▸ TASK OBJECTIVE: Copy all of the material exactly. Pictures are not to appear in the copy.

··· INFORMATION PROVIDED ···

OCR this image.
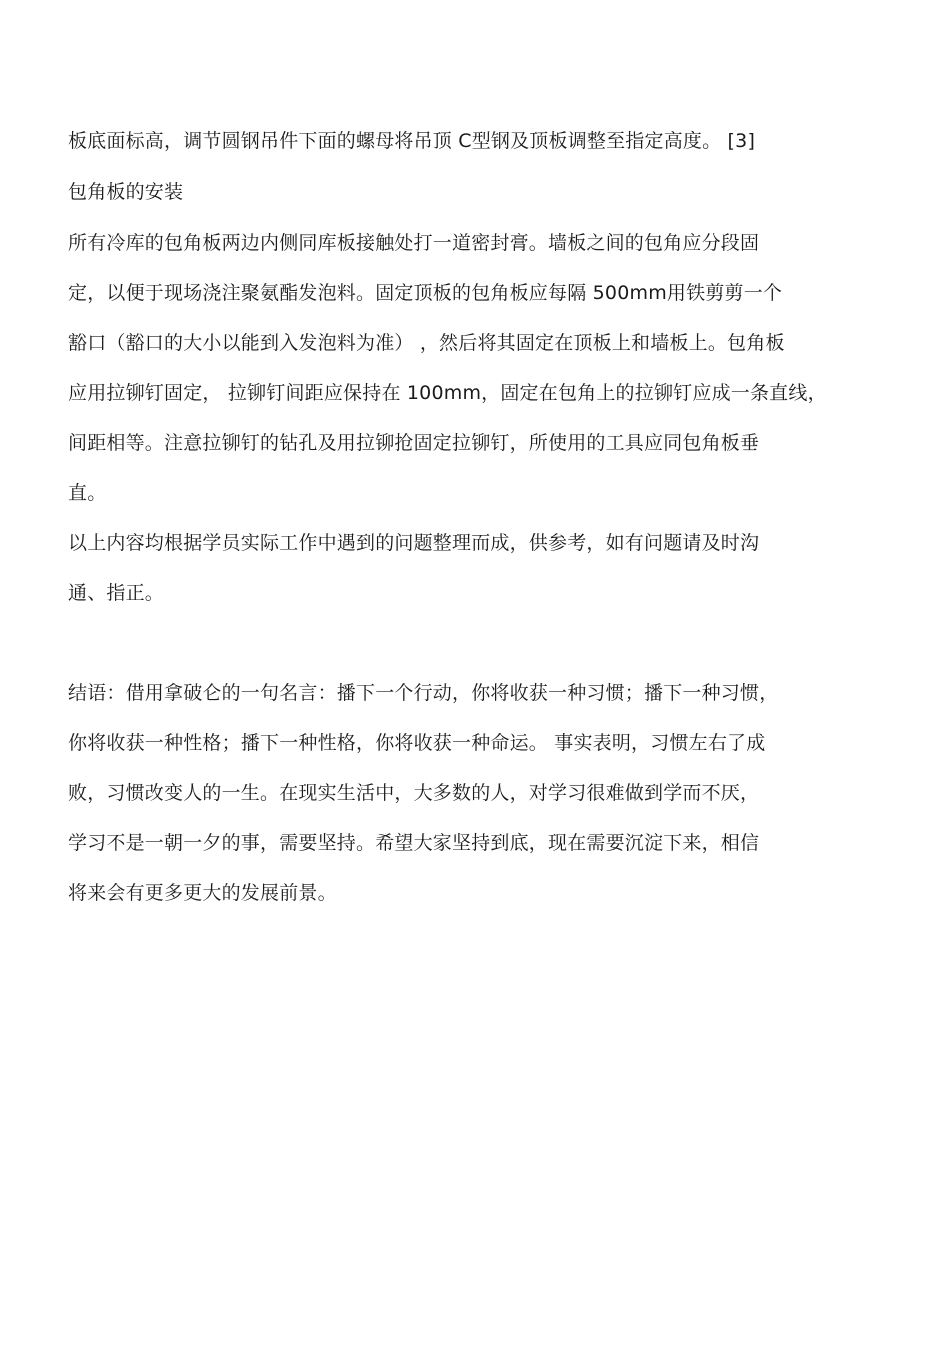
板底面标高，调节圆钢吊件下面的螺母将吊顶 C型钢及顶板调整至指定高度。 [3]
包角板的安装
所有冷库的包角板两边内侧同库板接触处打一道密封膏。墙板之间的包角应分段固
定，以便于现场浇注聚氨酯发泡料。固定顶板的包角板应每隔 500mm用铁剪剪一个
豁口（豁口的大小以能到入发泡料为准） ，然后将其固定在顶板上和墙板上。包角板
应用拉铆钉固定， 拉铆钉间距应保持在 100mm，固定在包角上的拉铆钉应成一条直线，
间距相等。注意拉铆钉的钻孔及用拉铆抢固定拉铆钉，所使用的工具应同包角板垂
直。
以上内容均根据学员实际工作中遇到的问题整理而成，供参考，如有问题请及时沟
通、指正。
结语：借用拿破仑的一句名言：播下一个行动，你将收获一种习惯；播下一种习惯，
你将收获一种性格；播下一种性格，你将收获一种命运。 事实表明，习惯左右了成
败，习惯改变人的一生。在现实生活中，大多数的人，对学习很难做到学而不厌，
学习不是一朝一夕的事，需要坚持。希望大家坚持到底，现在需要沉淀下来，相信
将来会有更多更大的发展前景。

···

▸ SOLUTION TO THE PROBLEM:
OCR this image.
板底面标高，调节圆钢吊件下面的螺母将吊顶 C型钢及顶板调整至指定高度。 [3]
包角板的安装
所有冷库的包角板两边内侧同库板接触处打一道密封膏。墙板之间的包角应分段固
定，以便于现场浇注聚氨酯发泡料。固定顶板的包角板应每隔 500mm用铁剪剪一个
豁口（豁口的大小以能到入发泡料为准） ，然后将其固定在顶板上和墙板上。包角板
应用拉铆钉固定， 拉铆钉间距应保持在 100mm，固定在包角上的拉铆钉应成一条直线，
间距相等。注意拉铆钉的钻孔及用拉铆抢固定拉铆钉，所使用的工具应同包角板垂
直。
以上内容均根据学员实际工作中遇到的问题整理而成，供参考，如有问题请及时沟
通、指正。
结语：借用拿破仑的一句名言：播下一个行动，你将收获一种习惯；播下一种习惯，
你将收获一种性格；播下一种性格，你将收获一种命运。 事实表明，习惯左右了成
败，习惯改变人的一生。在现实生活中，大多数的人，对学习很难做到学而不厌，
学习不是一朝一夕的事，需要坚持。希望大家坚持到底，现在需要沉淀下来，相信
将来会有更多更大的发展前景。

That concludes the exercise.